### Written request
Return all entries word for word, but drop any images.

Rows from a figure dataset:

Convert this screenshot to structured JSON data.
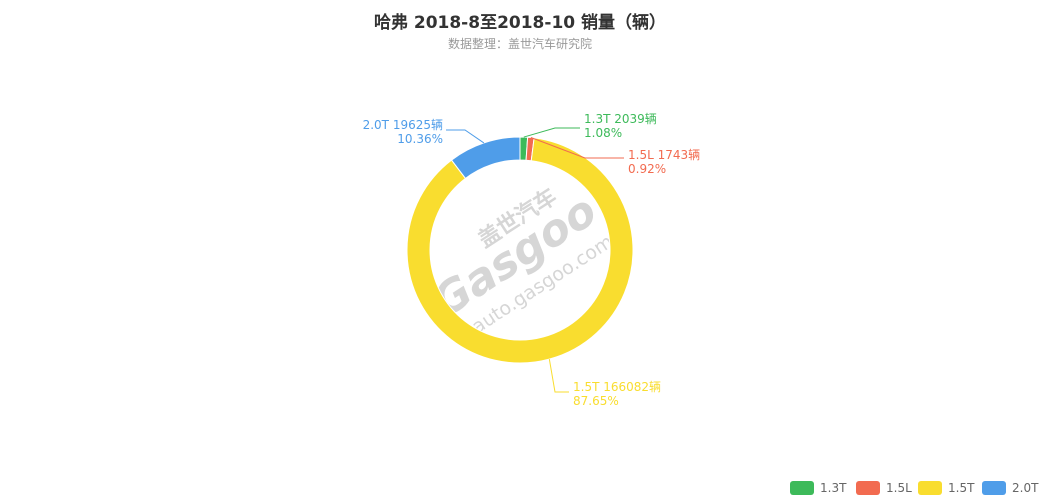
{
  "title": "哈弗 2018-8至2018-10 销量（辆）",
  "subtitle": "数据整理：盖世汽车研究院",
  "watermark": {
    "brand_cn": "盖世汽车",
    "brand_en": "Gasgoo",
    "url": "auto.gasgoo.com"
  },
  "chart_data": {
    "type": "pie",
    "donut": true,
    "unit": "辆",
    "slices": [
      {
        "name": "1.3T",
        "value": 2039,
        "percent": "1.08%",
        "label": "1.3T 2039辆",
        "color": "#3dba5a"
      },
      {
        "name": "1.5L",
        "value": 1743,
        "percent": "0.92%",
        "label": "1.5L 1743辆",
        "color": "#f26b50"
      },
      {
        "name": "1.5T",
        "value": 166082,
        "percent": "87.65%",
        "label": "1.5T 166082辆",
        "color": "#f9dd2f"
      },
      {
        "name": "2.0T",
        "value": 19625,
        "percent": "10.36%",
        "label": "2.0T 19625辆",
        "color": "#4f9de9"
      }
    ],
    "legend_position": "bottom-right"
  }
}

### Response to the exercise
Convert this screenshot to structured JSON data.
{
  "title": "哈弗 2018-8至2018-10 销量（辆）",
  "subtitle": "数据整理：盖世汽车研究院",
  "watermark": {
    "brand_cn": "盖世汽车",
    "brand_en": "Gasgoo",
    "url": "auto.gasgoo.com"
  },
  "chart_data": {
    "type": "pie",
    "donut": true,
    "unit": "辆",
    "slices": [
      {
        "name": "1.3T",
        "value": 2039,
        "percent": "1.08%",
        "label": "1.3T 2039辆",
        "color": "#3dba5a"
      },
      {
        "name": "1.5L",
        "value": 1743,
        "percent": "0.92%",
        "label": "1.5L 1743辆",
        "color": "#f26b50"
      },
      {
        "name": "1.5T",
        "value": 166082,
        "percent": "87.65%",
        "label": "1.5T 166082辆",
        "color": "#f9dd2f"
      },
      {
        "name": "2.0T",
        "value": 19625,
        "percent": "10.36%",
        "label": "2.0T 19625辆",
        "color": "#4f9de9"
      }
    ],
    "legend_position": "bottom-right"
  }
}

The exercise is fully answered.